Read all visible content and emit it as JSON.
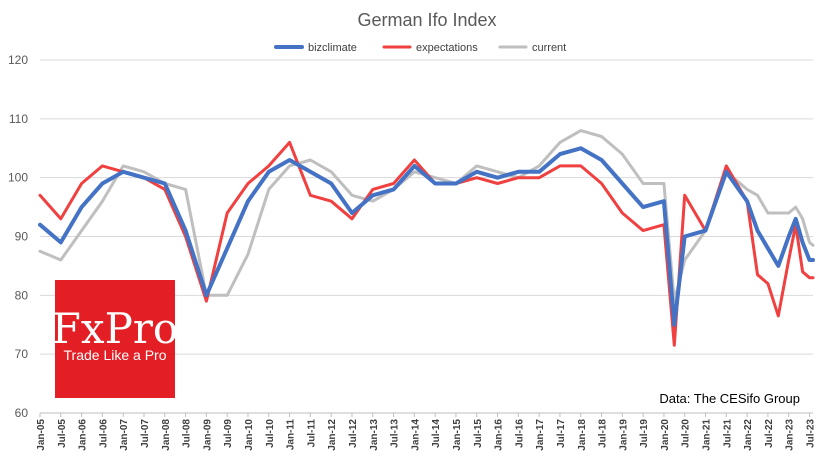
{
  "chart_data": {
    "type": "line",
    "title": "German Ifo Index",
    "ylim": [
      60,
      120
    ],
    "yticks": [
      60,
      70,
      80,
      90,
      100,
      110,
      120
    ],
    "x_start": "Jan-05",
    "x_labels": [
      "Jan-05",
      "Jul-05",
      "Jan-06",
      "Jul-06",
      "Jan-07",
      "Jul-07",
      "Jan-08",
      "Jul-08",
      "Jan-09",
      "Jul-09",
      "Jan-10",
      "Jul-10",
      "Jan-11",
      "Jul-11",
      "Jan-12",
      "Jul-12",
      "Jan-13",
      "Jul-13",
      "Jan-14",
      "Jul-14",
      "Jan-15",
      "Jul-15",
      "Jan-16",
      "Jul-16",
      "Jan-17",
      "Jul-17",
      "Jan-18",
      "Jul-18",
      "Jan-19",
      "Jul-19",
      "Jan-20",
      "Jul-20",
      "Jan-21",
      "Jul-21",
      "Jan-22",
      "Jul-22",
      "Jan-23",
      "Jul-23"
    ],
    "grid": "horizontal",
    "legend_position": "top-center",
    "series": [
      {
        "name": "bizclimate",
        "color": "#4472c4",
        "width": 4,
        "points": [
          [
            "Jan-05",
            92
          ],
          [
            "Jul-05",
            89
          ],
          [
            "Jan-06",
            95
          ],
          [
            "Jul-06",
            99
          ],
          [
            "Jan-07",
            101
          ],
          [
            "Jul-07",
            100
          ],
          [
            "Jan-08",
            99
          ],
          [
            "Jul-08",
            91
          ],
          [
            "Jan-09",
            80
          ],
          [
            "Jul-09",
            88
          ],
          [
            "Jan-10",
            96
          ],
          [
            "Jul-10",
            101
          ],
          [
            "Jan-11",
            103
          ],
          [
            "Jul-11",
            101
          ],
          [
            "Jan-12",
            99
          ],
          [
            "Jul-12",
            94
          ],
          [
            "Jan-13",
            97
          ],
          [
            "Jul-13",
            98
          ],
          [
            "Jan-14",
            102
          ],
          [
            "Jul-14",
            99
          ],
          [
            "Jan-15",
            99
          ],
          [
            "Jul-15",
            101
          ],
          [
            "Jan-16",
            100
          ],
          [
            "Jul-16",
            101
          ],
          [
            "Jan-17",
            101
          ],
          [
            "Jul-17",
            104
          ],
          [
            "Jan-18",
            105
          ],
          [
            "Jul-18",
            103
          ],
          [
            "Jan-19",
            99
          ],
          [
            "Jul-19",
            95
          ],
          [
            "Jan-20",
            96
          ],
          [
            "Apr-20",
            75
          ],
          [
            "Jul-20",
            90
          ],
          [
            "Jan-21",
            91
          ],
          [
            "Jul-21",
            101
          ],
          [
            "Jan-22",
            96
          ],
          [
            "Apr-22",
            91
          ],
          [
            "Jul-22",
            88
          ],
          [
            "Oct-22",
            85
          ],
          [
            "Jan-23",
            90
          ],
          [
            "Mar-23",
            93
          ],
          [
            "May-23",
            89
          ],
          [
            "Jul-23",
            86
          ],
          [
            "Aug-23",
            86
          ]
        ]
      },
      {
        "name": "expectations",
        "color": "#f04040",
        "width": 3,
        "points": [
          [
            "Jan-05",
            97
          ],
          [
            "Jul-05",
            93
          ],
          [
            "Jan-06",
            99
          ],
          [
            "Jul-06",
            102
          ],
          [
            "Jan-07",
            101
          ],
          [
            "Jul-07",
            100
          ],
          [
            "Jan-08",
            98
          ],
          [
            "Jul-08",
            90
          ],
          [
            "Jan-09",
            79
          ],
          [
            "Jul-09",
            94
          ],
          [
            "Jan-10",
            99
          ],
          [
            "Jul-10",
            102
          ],
          [
            "Jan-11",
            106
          ],
          [
            "Jul-11",
            97
          ],
          [
            "Jan-12",
            96
          ],
          [
            "Jul-12",
            93
          ],
          [
            "Jan-13",
            98
          ],
          [
            "Jul-13",
            99
          ],
          [
            "Jan-14",
            103
          ],
          [
            "Jul-14",
            99
          ],
          [
            "Jan-15",
            99
          ],
          [
            "Jul-15",
            100
          ],
          [
            "Jan-16",
            99
          ],
          [
            "Jul-16",
            100
          ],
          [
            "Jan-17",
            100
          ],
          [
            "Jul-17",
            102
          ],
          [
            "Jan-18",
            102
          ],
          [
            "Jul-18",
            99
          ],
          [
            "Jan-19",
            94
          ],
          [
            "Jul-19",
            91
          ],
          [
            "Jan-20",
            92
          ],
          [
            "Apr-20",
            71.5
          ],
          [
            "Jul-20",
            97
          ],
          [
            "Jan-21",
            91
          ],
          [
            "Jul-21",
            102
          ],
          [
            "Jan-22",
            96
          ],
          [
            "Apr-22",
            83.5
          ],
          [
            "Jul-22",
            82
          ],
          [
            "Oct-22",
            76.5
          ],
          [
            "Jan-23",
            86
          ],
          [
            "Mar-23",
            92
          ],
          [
            "May-23",
            84
          ],
          [
            "Jul-23",
            83
          ],
          [
            "Aug-23",
            83
          ]
        ]
      },
      {
        "name": "current",
        "color": "#bfbfbf",
        "width": 3,
        "points": [
          [
            "Jan-05",
            87.5
          ],
          [
            "Jul-05",
            86
          ],
          [
            "Jan-06",
            91
          ],
          [
            "Jul-06",
            96
          ],
          [
            "Jan-07",
            102
          ],
          [
            "Jul-07",
            101
          ],
          [
            "Jan-08",
            99
          ],
          [
            "Jul-08",
            98
          ],
          [
            "Jan-09",
            80
          ],
          [
            "Jul-09",
            80
          ],
          [
            "Jan-10",
            87
          ],
          [
            "Jul-10",
            98
          ],
          [
            "Jan-11",
            102
          ],
          [
            "Jul-11",
            103
          ],
          [
            "Jan-12",
            101
          ],
          [
            "Jul-12",
            97
          ],
          [
            "Jan-13",
            96
          ],
          [
            "Jul-13",
            98
          ],
          [
            "Jan-14",
            101
          ],
          [
            "Jul-14",
            100
          ],
          [
            "Jan-15",
            99
          ],
          [
            "Jul-15",
            102
          ],
          [
            "Jan-16",
            101
          ],
          [
            "Jul-16",
            100
          ],
          [
            "Jan-17",
            102
          ],
          [
            "Jul-17",
            106
          ],
          [
            "Jan-18",
            108
          ],
          [
            "Jul-18",
            107
          ],
          [
            "Jan-19",
            104
          ],
          [
            "Jul-19",
            99
          ],
          [
            "Jan-20",
            99
          ],
          [
            "Apr-20",
            79
          ],
          [
            "Jul-20",
            86
          ],
          [
            "Jan-21",
            91
          ],
          [
            "Jul-21",
            101
          ],
          [
            "Jan-22",
            98
          ],
          [
            "Apr-22",
            97
          ],
          [
            "Jul-22",
            94
          ],
          [
            "Oct-22",
            94
          ],
          [
            "Jan-23",
            94
          ],
          [
            "Mar-23",
            95
          ],
          [
            "May-23",
            93
          ],
          [
            "Jul-23",
            89
          ],
          [
            "Aug-23",
            88.5
          ]
        ]
      }
    ]
  },
  "logo": {
    "brand": "FxPro",
    "tagline": "Trade Like a Pro",
    "color": "#e31e24"
  },
  "source_text": "Data: The CESifo Group"
}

━━━━━━━━━━

> [DIRECTIVE]:
Pictures in the records above are left out; print everything else exactly as written.

> [RESULT OF THE TASK]:
Read all visible content and emit it as JSON.
{
  "chart_data": {
    "type": "line",
    "title": "German Ifo Index",
    "ylim": [
      60,
      120
    ],
    "yticks": [
      60,
      70,
      80,
      90,
      100,
      110,
      120
    ],
    "x_start": "Jan-05",
    "x_labels": [
      "Jan-05",
      "Jul-05",
      "Jan-06",
      "Jul-06",
      "Jan-07",
      "Jul-07",
      "Jan-08",
      "Jul-08",
      "Jan-09",
      "Jul-09",
      "Jan-10",
      "Jul-10",
      "Jan-11",
      "Jul-11",
      "Jan-12",
      "Jul-12",
      "Jan-13",
      "Jul-13",
      "Jan-14",
      "Jul-14",
      "Jan-15",
      "Jul-15",
      "Jan-16",
      "Jul-16",
      "Jan-17",
      "Jul-17",
      "Jan-18",
      "Jul-18",
      "Jan-19",
      "Jul-19",
      "Jan-20",
      "Jul-20",
      "Jan-21",
      "Jul-21",
      "Jan-22",
      "Jul-22",
      "Jan-23",
      "Jul-23"
    ],
    "grid": "horizontal",
    "legend_position": "top-center",
    "series": [
      {
        "name": "bizclimate",
        "color": "#4472c4",
        "width": 4,
        "points": [
          [
            "Jan-05",
            92
          ],
          [
            "Jul-05",
            89
          ],
          [
            "Jan-06",
            95
          ],
          [
            "Jul-06",
            99
          ],
          [
            "Jan-07",
            101
          ],
          [
            "Jul-07",
            100
          ],
          [
            "Jan-08",
            99
          ],
          [
            "Jul-08",
            91
          ],
          [
            "Jan-09",
            80
          ],
          [
            "Jul-09",
            88
          ],
          [
            "Jan-10",
            96
          ],
          [
            "Jul-10",
            101
          ],
          [
            "Jan-11",
            103
          ],
          [
            "Jul-11",
            101
          ],
          [
            "Jan-12",
            99
          ],
          [
            "Jul-12",
            94
          ],
          [
            "Jan-13",
            97
          ],
          [
            "Jul-13",
            98
          ],
          [
            "Jan-14",
            102
          ],
          [
            "Jul-14",
            99
          ],
          [
            "Jan-15",
            99
          ],
          [
            "Jul-15",
            101
          ],
          [
            "Jan-16",
            100
          ],
          [
            "Jul-16",
            101
          ],
          [
            "Jan-17",
            101
          ],
          [
            "Jul-17",
            104
          ],
          [
            "Jan-18",
            105
          ],
          [
            "Jul-18",
            103
          ],
          [
            "Jan-19",
            99
          ],
          [
            "Jul-19",
            95
          ],
          [
            "Jan-20",
            96
          ],
          [
            "Apr-20",
            75
          ],
          [
            "Jul-20",
            90
          ],
          [
            "Jan-21",
            91
          ],
          [
            "Jul-21",
            101
          ],
          [
            "Jan-22",
            96
          ],
          [
            "Apr-22",
            91
          ],
          [
            "Jul-22",
            88
          ],
          [
            "Oct-22",
            85
          ],
          [
            "Jan-23",
            90
          ],
          [
            "Mar-23",
            93
          ],
          [
            "May-23",
            89
          ],
          [
            "Jul-23",
            86
          ],
          [
            "Aug-23",
            86
          ]
        ]
      },
      {
        "name": "expectations",
        "color": "#f04040",
        "width": 3,
        "points": [
          [
            "Jan-05",
            97
          ],
          [
            "Jul-05",
            93
          ],
          [
            "Jan-06",
            99
          ],
          [
            "Jul-06",
            102
          ],
          [
            "Jan-07",
            101
          ],
          [
            "Jul-07",
            100
          ],
          [
            "Jan-08",
            98
          ],
          [
            "Jul-08",
            90
          ],
          [
            "Jan-09",
            79
          ],
          [
            "Jul-09",
            94
          ],
          [
            "Jan-10",
            99
          ],
          [
            "Jul-10",
            102
          ],
          [
            "Jan-11",
            106
          ],
          [
            "Jul-11",
            97
          ],
          [
            "Jan-12",
            96
          ],
          [
            "Jul-12",
            93
          ],
          [
            "Jan-13",
            98
          ],
          [
            "Jul-13",
            99
          ],
          [
            "Jan-14",
            103
          ],
          [
            "Jul-14",
            99
          ],
          [
            "Jan-15",
            99
          ],
          [
            "Jul-15",
            100
          ],
          [
            "Jan-16",
            99
          ],
          [
            "Jul-16",
            100
          ],
          [
            "Jan-17",
            100
          ],
          [
            "Jul-17",
            102
          ],
          [
            "Jan-18",
            102
          ],
          [
            "Jul-18",
            99
          ],
          [
            "Jan-19",
            94
          ],
          [
            "Jul-19",
            91
          ],
          [
            "Jan-20",
            92
          ],
          [
            "Apr-20",
            71.5
          ],
          [
            "Jul-20",
            97
          ],
          [
            "Jan-21",
            91
          ],
          [
            "Jul-21",
            102
          ],
          [
            "Jan-22",
            96
          ],
          [
            "Apr-22",
            83.5
          ],
          [
            "Jul-22",
            82
          ],
          [
            "Oct-22",
            76.5
          ],
          [
            "Jan-23",
            86
          ],
          [
            "Mar-23",
            92
          ],
          [
            "May-23",
            84
          ],
          [
            "Jul-23",
            83
          ],
          [
            "Aug-23",
            83
          ]
        ]
      },
      {
        "name": "current",
        "color": "#bfbfbf",
        "width": 3,
        "points": [
          [
            "Jan-05",
            87.5
          ],
          [
            "Jul-05",
            86
          ],
          [
            "Jan-06",
            91
          ],
          [
            "Jul-06",
            96
          ],
          [
            "Jan-07",
            102
          ],
          [
            "Jul-07",
            101
          ],
          [
            "Jan-08",
            99
          ],
          [
            "Jul-08",
            98
          ],
          [
            "Jan-09",
            80
          ],
          [
            "Jul-09",
            80
          ],
          [
            "Jan-10",
            87
          ],
          [
            "Jul-10",
            98
          ],
          [
            "Jan-11",
            102
          ],
          [
            "Jul-11",
            103
          ],
          [
            "Jan-12",
            101
          ],
          [
            "Jul-12",
            97
          ],
          [
            "Jan-13",
            96
          ],
          [
            "Jul-13",
            98
          ],
          [
            "Jan-14",
            101
          ],
          [
            "Jul-14",
            100
          ],
          [
            "Jan-15",
            99
          ],
          [
            "Jul-15",
            102
          ],
          [
            "Jan-16",
            101
          ],
          [
            "Jul-16",
            100
          ],
          [
            "Jan-17",
            102
          ],
          [
            "Jul-17",
            106
          ],
          [
            "Jan-18",
            108
          ],
          [
            "Jul-18",
            107
          ],
          [
            "Jan-19",
            104
          ],
          [
            "Jul-19",
            99
          ],
          [
            "Jan-20",
            99
          ],
          [
            "Apr-20",
            79
          ],
          [
            "Jul-20",
            86
          ],
          [
            "Jan-21",
            91
          ],
          [
            "Jul-21",
            101
          ],
          [
            "Jan-22",
            98
          ],
          [
            "Apr-22",
            97
          ],
          [
            "Jul-22",
            94
          ],
          [
            "Oct-22",
            94
          ],
          [
            "Jan-23",
            94
          ],
          [
            "Mar-23",
            95
          ],
          [
            "May-23",
            93
          ],
          [
            "Jul-23",
            89
          ],
          [
            "Aug-23",
            88.5
          ]
        ]
      }
    ]
  },
  "logo": {
    "brand": "FxPro",
    "tagline": "Trade Like a Pro",
    "color": "#e31e24"
  },
  "source_text": "Data: The CESifo Group"
}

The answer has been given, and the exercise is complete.